Exercise aim:
Using the records provided below, locate and copy each line that contains the word "Harmonie".

------------

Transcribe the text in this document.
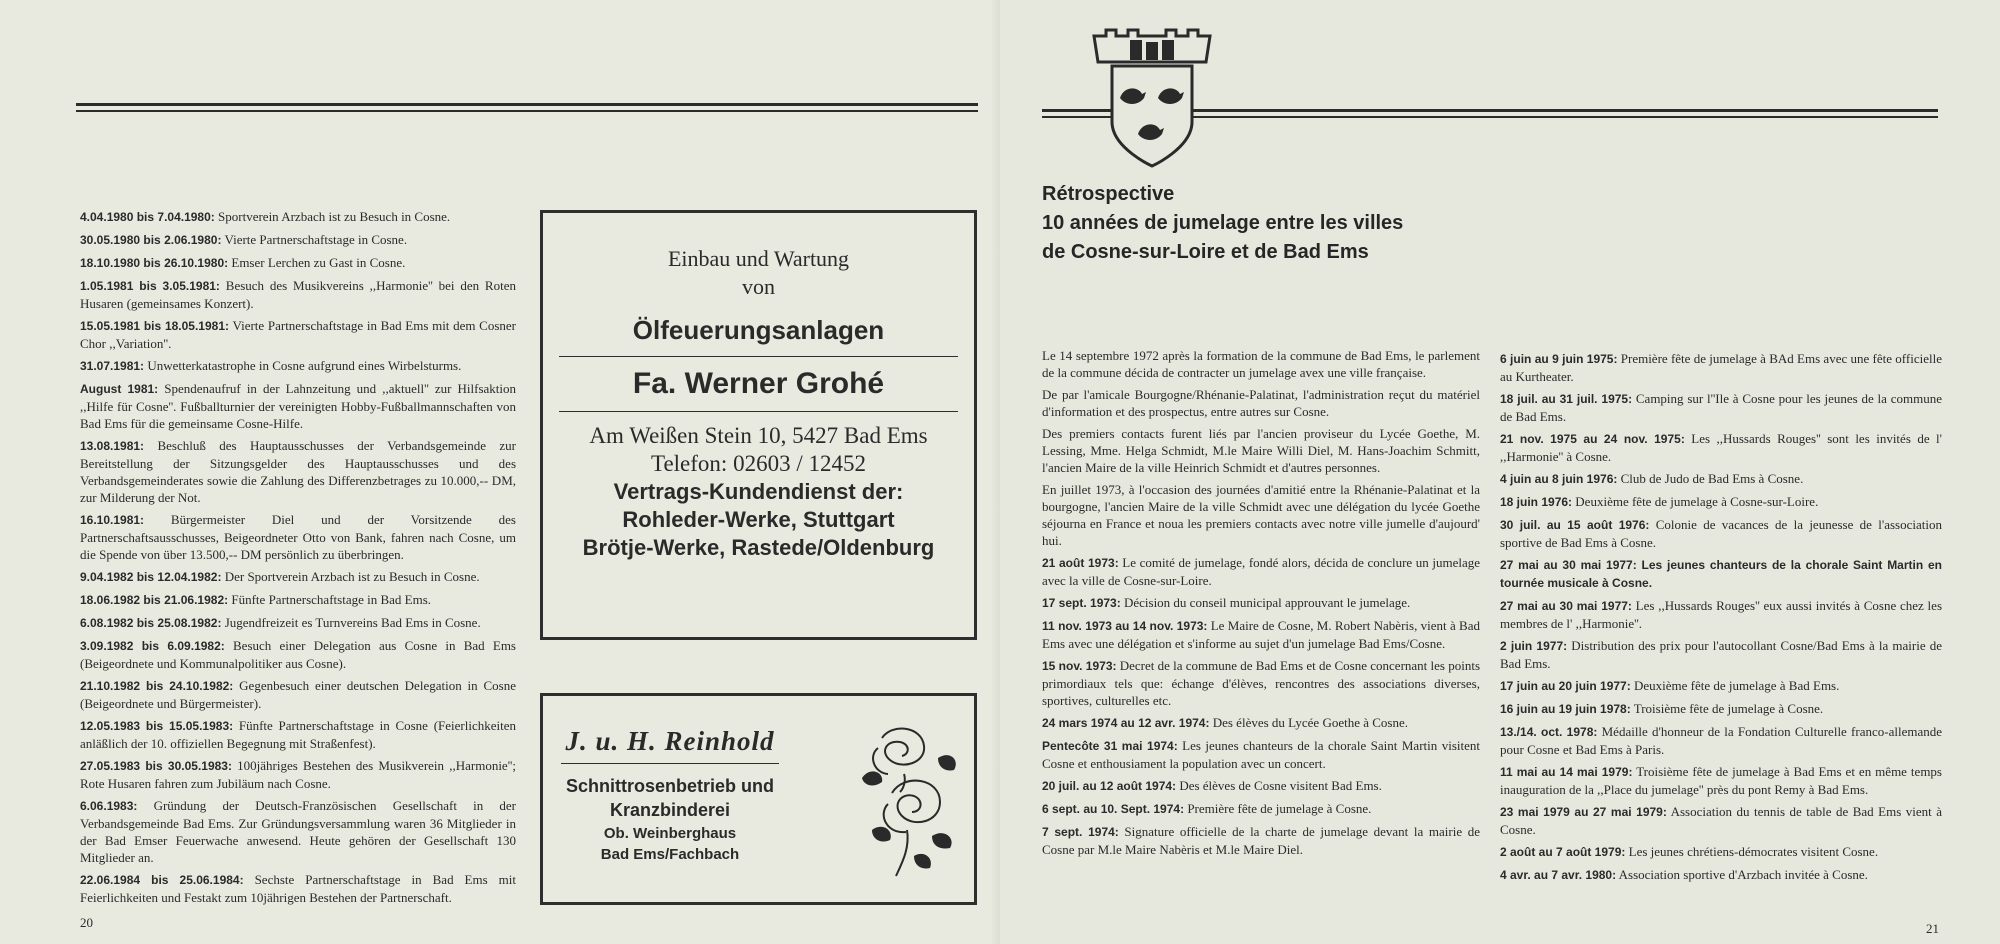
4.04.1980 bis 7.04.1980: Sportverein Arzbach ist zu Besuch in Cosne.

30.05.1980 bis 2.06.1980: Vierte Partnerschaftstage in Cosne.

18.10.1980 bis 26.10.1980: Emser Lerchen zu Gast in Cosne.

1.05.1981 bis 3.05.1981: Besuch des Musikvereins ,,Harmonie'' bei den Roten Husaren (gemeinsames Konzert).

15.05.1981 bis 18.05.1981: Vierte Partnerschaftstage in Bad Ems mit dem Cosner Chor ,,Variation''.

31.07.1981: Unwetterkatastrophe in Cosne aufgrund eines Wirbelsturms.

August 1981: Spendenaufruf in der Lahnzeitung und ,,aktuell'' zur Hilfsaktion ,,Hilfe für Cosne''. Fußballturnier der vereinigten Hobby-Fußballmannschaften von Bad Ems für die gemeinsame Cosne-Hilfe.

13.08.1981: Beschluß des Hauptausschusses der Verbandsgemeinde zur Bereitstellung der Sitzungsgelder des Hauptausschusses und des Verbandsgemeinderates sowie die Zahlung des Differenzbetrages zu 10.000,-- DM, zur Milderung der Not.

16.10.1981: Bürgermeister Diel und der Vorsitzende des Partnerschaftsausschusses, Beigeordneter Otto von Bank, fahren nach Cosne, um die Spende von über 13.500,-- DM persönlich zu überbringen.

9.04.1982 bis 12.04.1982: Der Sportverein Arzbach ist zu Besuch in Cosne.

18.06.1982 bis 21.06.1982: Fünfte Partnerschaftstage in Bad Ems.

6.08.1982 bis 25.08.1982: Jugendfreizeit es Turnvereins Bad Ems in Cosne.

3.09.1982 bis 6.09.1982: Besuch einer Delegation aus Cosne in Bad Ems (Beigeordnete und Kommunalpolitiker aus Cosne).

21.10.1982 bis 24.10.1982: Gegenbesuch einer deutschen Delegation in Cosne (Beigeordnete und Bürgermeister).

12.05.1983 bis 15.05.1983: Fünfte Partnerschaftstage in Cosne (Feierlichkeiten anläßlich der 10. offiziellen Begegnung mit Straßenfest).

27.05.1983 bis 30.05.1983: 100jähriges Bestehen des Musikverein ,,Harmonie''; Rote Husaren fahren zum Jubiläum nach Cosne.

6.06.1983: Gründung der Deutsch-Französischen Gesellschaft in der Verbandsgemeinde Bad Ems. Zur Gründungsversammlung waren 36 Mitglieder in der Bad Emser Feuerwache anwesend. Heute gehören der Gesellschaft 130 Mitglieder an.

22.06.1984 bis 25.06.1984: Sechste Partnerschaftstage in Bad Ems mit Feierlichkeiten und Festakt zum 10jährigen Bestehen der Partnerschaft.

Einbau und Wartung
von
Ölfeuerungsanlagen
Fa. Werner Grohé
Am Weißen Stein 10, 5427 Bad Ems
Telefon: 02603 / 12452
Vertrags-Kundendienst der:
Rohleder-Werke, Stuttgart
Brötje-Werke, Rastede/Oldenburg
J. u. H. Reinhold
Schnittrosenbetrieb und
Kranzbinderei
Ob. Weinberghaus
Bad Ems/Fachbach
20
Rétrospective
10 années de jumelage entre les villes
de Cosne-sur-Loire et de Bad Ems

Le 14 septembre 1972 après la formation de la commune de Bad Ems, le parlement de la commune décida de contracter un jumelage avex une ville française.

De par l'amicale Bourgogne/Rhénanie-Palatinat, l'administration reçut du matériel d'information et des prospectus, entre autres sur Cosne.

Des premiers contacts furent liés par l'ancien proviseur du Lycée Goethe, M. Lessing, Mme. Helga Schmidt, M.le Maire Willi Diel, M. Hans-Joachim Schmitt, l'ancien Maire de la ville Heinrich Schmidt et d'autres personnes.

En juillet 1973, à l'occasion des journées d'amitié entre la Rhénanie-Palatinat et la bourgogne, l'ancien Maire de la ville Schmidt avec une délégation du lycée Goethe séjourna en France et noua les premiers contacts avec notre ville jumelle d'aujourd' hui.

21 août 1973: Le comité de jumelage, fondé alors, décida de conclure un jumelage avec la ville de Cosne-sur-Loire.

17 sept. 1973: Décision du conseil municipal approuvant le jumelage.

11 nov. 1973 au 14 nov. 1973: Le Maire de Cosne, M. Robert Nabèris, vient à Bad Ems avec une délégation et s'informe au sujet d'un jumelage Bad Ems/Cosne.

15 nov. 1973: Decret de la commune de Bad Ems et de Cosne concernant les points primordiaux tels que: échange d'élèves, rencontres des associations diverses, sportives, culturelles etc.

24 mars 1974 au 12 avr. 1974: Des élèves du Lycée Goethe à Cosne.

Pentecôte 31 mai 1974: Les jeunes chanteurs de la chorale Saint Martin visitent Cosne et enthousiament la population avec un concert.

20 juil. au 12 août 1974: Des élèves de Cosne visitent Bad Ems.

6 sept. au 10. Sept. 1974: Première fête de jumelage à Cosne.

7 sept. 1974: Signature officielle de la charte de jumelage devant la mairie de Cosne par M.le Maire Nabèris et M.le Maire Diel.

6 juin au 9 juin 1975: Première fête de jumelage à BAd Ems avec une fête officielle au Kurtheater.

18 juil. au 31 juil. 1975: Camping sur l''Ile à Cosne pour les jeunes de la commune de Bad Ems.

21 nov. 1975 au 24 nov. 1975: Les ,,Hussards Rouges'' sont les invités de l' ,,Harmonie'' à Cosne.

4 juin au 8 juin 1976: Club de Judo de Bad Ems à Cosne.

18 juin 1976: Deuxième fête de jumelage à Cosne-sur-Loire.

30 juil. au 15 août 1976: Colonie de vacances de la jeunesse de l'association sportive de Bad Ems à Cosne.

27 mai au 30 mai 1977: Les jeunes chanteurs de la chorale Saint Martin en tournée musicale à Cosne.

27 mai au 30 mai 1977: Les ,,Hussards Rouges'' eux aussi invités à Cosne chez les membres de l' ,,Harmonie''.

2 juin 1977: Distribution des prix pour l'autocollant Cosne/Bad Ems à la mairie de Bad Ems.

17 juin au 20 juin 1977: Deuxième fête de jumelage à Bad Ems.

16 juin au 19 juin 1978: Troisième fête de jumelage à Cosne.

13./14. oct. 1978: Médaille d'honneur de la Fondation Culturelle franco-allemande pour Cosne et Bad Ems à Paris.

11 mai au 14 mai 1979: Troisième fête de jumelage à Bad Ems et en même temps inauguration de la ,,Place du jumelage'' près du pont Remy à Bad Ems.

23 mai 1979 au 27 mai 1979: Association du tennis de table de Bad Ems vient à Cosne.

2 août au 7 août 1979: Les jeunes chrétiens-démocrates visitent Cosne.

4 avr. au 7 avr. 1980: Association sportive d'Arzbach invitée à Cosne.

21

------------

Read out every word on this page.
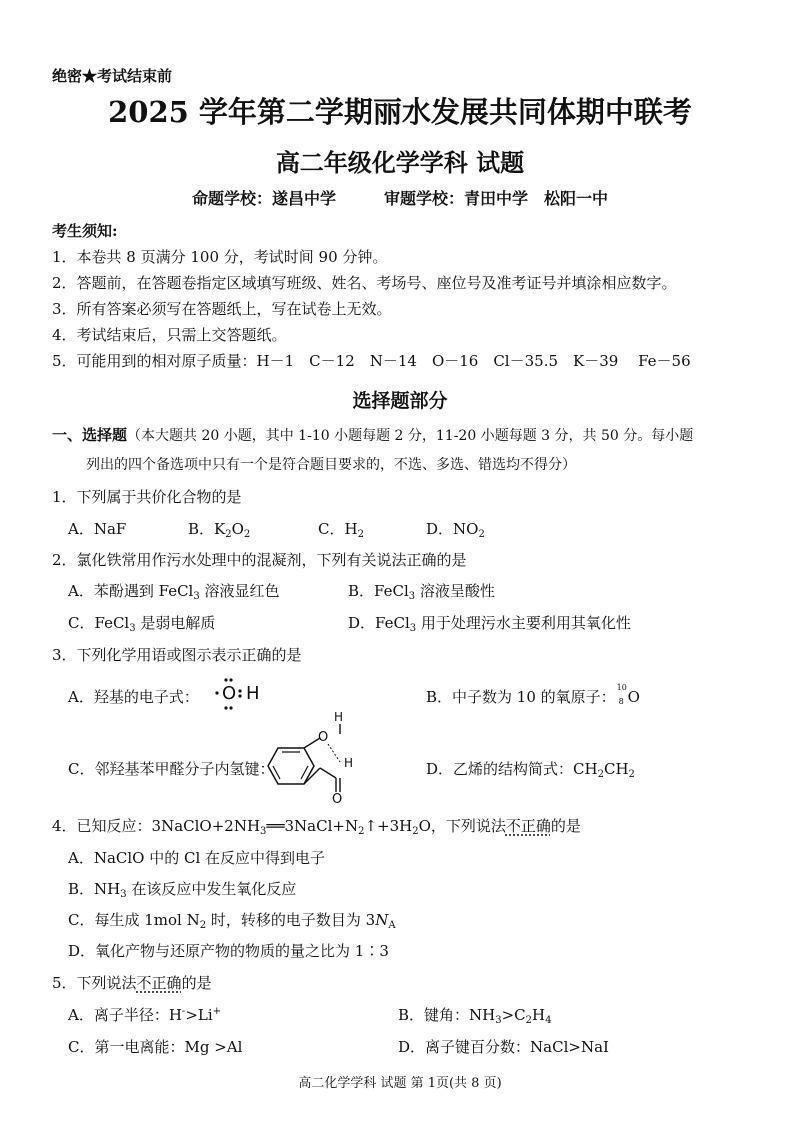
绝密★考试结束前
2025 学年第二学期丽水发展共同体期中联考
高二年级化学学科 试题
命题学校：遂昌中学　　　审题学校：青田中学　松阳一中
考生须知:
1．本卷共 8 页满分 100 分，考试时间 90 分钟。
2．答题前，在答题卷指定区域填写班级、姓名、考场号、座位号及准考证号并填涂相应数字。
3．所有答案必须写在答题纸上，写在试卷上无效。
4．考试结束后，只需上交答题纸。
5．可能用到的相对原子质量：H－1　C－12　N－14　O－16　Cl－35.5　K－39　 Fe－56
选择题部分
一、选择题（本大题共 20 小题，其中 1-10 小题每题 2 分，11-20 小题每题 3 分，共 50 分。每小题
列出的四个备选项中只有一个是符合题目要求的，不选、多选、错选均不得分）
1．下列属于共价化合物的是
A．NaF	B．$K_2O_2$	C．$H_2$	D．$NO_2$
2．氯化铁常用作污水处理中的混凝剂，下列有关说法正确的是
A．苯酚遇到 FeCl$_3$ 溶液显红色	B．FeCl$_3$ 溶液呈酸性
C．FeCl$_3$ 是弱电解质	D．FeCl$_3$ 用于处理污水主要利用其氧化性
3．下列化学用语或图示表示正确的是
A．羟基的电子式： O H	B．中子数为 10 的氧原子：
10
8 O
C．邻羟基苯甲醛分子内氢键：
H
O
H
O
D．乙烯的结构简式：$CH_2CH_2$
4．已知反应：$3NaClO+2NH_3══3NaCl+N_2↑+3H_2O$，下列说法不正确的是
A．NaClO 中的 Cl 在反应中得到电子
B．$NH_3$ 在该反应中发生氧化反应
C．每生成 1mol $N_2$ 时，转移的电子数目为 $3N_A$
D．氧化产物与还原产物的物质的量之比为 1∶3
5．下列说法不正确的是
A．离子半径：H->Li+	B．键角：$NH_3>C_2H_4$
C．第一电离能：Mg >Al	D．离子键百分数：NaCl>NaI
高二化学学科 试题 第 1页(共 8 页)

------------

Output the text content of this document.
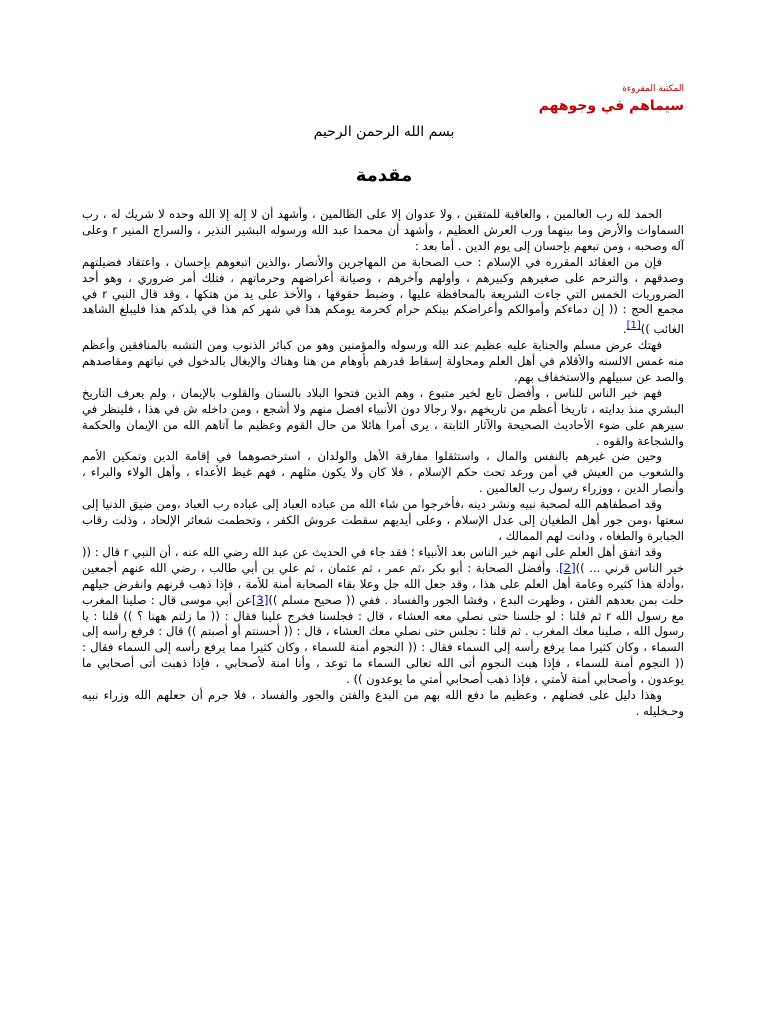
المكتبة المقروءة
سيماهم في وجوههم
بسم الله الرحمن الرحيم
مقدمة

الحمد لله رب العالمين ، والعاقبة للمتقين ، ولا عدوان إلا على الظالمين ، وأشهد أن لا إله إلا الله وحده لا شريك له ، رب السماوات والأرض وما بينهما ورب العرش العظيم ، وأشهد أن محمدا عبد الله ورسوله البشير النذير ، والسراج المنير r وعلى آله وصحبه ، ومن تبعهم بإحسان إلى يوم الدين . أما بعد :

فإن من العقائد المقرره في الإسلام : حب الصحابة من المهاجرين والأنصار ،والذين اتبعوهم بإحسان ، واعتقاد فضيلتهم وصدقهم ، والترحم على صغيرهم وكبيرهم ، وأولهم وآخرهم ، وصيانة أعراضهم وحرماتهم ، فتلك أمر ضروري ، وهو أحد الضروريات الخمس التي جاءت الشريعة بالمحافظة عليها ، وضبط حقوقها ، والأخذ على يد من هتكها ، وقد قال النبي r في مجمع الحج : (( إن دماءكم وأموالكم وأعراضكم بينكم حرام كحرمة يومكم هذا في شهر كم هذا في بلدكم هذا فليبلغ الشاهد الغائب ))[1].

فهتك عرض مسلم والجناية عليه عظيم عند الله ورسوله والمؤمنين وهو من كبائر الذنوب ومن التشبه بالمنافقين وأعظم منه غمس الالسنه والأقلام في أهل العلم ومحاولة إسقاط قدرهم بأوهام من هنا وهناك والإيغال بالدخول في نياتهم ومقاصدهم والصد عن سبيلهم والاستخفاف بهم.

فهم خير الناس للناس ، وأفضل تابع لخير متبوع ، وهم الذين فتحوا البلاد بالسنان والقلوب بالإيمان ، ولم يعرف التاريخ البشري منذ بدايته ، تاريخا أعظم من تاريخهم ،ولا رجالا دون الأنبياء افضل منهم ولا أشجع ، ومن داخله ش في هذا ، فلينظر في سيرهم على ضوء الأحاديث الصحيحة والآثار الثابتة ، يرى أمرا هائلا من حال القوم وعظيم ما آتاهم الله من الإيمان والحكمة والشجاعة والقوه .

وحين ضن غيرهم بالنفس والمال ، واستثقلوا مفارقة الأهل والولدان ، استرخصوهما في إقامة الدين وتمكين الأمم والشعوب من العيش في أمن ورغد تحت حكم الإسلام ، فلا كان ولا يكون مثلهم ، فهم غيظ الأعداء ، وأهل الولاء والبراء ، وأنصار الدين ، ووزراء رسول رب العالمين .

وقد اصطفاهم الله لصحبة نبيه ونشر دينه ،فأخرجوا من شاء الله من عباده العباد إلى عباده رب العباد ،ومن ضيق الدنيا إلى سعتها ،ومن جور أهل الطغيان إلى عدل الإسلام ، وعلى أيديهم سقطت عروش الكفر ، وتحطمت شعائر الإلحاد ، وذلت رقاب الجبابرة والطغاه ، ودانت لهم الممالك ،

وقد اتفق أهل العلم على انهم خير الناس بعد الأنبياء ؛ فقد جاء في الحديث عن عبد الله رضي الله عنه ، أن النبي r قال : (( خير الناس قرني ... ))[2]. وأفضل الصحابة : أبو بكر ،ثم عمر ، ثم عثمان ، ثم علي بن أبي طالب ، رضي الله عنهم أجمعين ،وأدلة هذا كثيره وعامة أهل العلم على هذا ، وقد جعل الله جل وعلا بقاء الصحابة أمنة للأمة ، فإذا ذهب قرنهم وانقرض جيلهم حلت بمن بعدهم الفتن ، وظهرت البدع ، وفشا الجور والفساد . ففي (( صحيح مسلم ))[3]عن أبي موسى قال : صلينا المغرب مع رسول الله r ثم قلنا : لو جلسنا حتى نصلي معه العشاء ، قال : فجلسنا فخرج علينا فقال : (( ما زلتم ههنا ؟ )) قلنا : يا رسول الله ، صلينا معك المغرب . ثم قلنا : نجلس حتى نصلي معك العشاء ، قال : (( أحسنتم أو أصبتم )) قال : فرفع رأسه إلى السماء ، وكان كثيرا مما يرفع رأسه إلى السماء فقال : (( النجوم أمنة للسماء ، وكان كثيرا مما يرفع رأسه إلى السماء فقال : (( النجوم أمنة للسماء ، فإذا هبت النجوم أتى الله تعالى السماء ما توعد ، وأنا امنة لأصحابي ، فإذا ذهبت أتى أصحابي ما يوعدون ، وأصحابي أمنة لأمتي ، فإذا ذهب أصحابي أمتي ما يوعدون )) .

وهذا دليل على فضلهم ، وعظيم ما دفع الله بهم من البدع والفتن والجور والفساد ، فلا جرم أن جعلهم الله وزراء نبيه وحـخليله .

------------

Written solution:
1.05.1981 bis 3.05.1981: Besuch des Musikvereins ,,Harmonie'' bei den Roten Husaren (gemeinsames Konzert).
27.05.1983 bis 30.05.1983: 100jähriges Bestehen des Musikverein ,,Harmonie''; Rote Husaren fahren zum Jubiläum nach Cosne.
21 nov. 1975 au 24 nov. 1975: Les ,,Hussards Rouges'' sont les invités de l' ,,Harmonie'' à Cosne.
27 mai au 30 mai 1977: Les ,,Hussards Rouges'' eux aussi invités à Cosne chez les membres de l' ,,Harmonie''.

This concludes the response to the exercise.